┌─ Supplied records
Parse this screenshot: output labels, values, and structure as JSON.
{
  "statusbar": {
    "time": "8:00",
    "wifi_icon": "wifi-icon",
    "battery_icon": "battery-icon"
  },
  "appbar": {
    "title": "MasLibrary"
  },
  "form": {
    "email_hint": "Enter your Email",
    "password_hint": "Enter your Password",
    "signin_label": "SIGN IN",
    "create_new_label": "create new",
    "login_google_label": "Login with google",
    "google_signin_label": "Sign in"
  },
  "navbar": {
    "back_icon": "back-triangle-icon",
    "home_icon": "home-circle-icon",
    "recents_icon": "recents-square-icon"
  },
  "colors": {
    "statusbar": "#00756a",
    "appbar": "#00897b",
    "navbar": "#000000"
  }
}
└─
**Task brief:**
Output the listing above exactly as it appears.

**Reply to the exercise:**
Parse this screenshot: output labels, values, and structure as JSON.
{
  "statusbar": {
    "time": "8:00",
    "wifi_icon": "wifi-icon",
    "battery_icon": "battery-icon"
  },
  "appbar": {
    "title": "MasLibrary"
  },
  "form": {
    "email_hint": "Enter your Email",
    "password_hint": "Enter your Password",
    "signin_label": "SIGN IN",
    "create_new_label": "create new",
    "login_google_label": "Login with google",
    "google_signin_label": "Sign in"
  },
  "navbar": {
    "back_icon": "back-triangle-icon",
    "home_icon": "home-circle-icon",
    "recents_icon": "recents-square-icon"
  },
  "colors": {
    "statusbar": "#00756a",
    "appbar": "#00897b",
    "navbar": "#000000"
  }
}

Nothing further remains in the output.